_DIRECTIONS FOR THIS TASK_
All of the data below must be repeated exactly.

[Collection entries]
--
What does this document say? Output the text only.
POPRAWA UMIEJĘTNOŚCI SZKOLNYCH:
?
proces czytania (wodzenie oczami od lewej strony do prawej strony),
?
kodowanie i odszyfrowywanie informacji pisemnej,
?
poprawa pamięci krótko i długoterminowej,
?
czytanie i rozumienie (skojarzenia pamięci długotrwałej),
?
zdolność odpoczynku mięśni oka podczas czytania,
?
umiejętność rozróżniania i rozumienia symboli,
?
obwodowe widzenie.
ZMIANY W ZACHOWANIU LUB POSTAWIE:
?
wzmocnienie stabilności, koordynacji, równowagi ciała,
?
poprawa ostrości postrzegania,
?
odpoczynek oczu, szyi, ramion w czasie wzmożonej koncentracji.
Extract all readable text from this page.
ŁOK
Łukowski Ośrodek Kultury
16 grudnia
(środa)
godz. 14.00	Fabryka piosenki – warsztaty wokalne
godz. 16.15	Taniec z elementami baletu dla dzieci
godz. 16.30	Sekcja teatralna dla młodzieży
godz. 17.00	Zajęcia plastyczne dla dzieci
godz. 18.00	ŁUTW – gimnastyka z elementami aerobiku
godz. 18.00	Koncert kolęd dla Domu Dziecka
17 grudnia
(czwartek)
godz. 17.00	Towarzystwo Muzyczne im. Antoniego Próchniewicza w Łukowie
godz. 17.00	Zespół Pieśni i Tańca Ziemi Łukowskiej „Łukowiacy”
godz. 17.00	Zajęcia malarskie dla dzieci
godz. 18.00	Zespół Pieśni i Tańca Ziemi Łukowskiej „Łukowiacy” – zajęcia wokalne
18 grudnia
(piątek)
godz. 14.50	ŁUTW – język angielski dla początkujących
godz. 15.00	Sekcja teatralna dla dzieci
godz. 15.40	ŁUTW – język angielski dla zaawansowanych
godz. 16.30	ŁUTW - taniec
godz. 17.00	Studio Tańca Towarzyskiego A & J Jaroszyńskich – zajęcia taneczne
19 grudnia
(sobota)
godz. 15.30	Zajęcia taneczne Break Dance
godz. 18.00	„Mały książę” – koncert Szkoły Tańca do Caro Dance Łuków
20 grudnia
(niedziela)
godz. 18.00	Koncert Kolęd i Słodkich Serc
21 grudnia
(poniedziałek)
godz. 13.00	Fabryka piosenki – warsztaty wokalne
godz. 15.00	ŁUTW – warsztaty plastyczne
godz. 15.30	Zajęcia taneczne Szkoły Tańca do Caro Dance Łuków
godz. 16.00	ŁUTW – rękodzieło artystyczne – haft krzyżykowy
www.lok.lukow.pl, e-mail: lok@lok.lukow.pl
--
_RESULT OF THIS EXERCISE_
What does this document say? Output the text only.
POPRAWA UMIEJĘTNOŚCI SZKOLNYCH:
?
proces czytania (wodzenie oczami od lewej strony do prawej strony),
?
kodowanie i odszyfrowywanie informacji pisemnej,
?
poprawa pamięci krótko i długoterminowej,
?
czytanie i rozumienie (skojarzenia pamięci długotrwałej),
?
zdolność odpoczynku mięśni oka podczas czytania,
?
umiejętność rozróżniania i rozumienia symboli,
?
obwodowe widzenie.
ZMIANY W ZACHOWANIU LUB POSTAWIE:
?
wzmocnienie stabilności, koordynacji, równowagi ciała,
?
poprawa ostrości postrzegania,
?
odpoczynek oczu, szyi, ramion w czasie wzmożonej koncentracji.
Extract all readable text from this page.
ŁOK
Łukowski Ośrodek Kultury
16 grudnia
(środa)
godz. 14.00	Fabryka piosenki – warsztaty wokalne
godz. 16.15	Taniec z elementami baletu dla dzieci
godz. 16.30	Sekcja teatralna dla młodzieży
godz. 17.00	Zajęcia plastyczne dla dzieci
godz. 18.00	ŁUTW – gimnastyka z elementami aerobiku
godz. 18.00	Koncert kolęd dla Domu Dziecka
17 grudnia
(czwartek)
godz. 17.00	Towarzystwo Muzyczne im. Antoniego Próchniewicza w Łukowie
godz. 17.00	Zespół Pieśni i Tańca Ziemi Łukowskiej „Łukowiacy”
godz. 17.00	Zajęcia malarskie dla dzieci
godz. 18.00	Zespół Pieśni i Tańca Ziemi Łukowskiej „Łukowiacy” – zajęcia wokalne
18 grudnia
(piątek)
godz. 14.50	ŁUTW – język angielski dla początkujących
godz. 15.00	Sekcja teatralna dla dzieci
godz. 15.40	ŁUTW – język angielski dla zaawansowanych
godz. 16.30	ŁUTW - taniec
godz. 17.00	Studio Tańca Towarzyskiego A & J Jaroszyńskich – zajęcia taneczne
19 grudnia
(sobota)
godz. 15.30	Zajęcia taneczne Break Dance
godz. 18.00	„Mały książę” – koncert Szkoły Tańca do Caro Dance Łuków
20 grudnia
(niedziela)
godz. 18.00	Koncert Kolęd i Słodkich Serc
21 grudnia
(poniedziałek)
godz. 13.00	Fabryka piosenki – warsztaty wokalne
godz. 15.00	ŁUTW – warsztaty plastyczne
godz. 15.30	Zajęcia taneczne Szkoły Tańca do Caro Dance Łuków
godz. 16.00	ŁUTW – rękodzieło artystyczne – haft krzyżykowy
www.lok.lukow.pl, e-mail: lok@lok.lukow.pl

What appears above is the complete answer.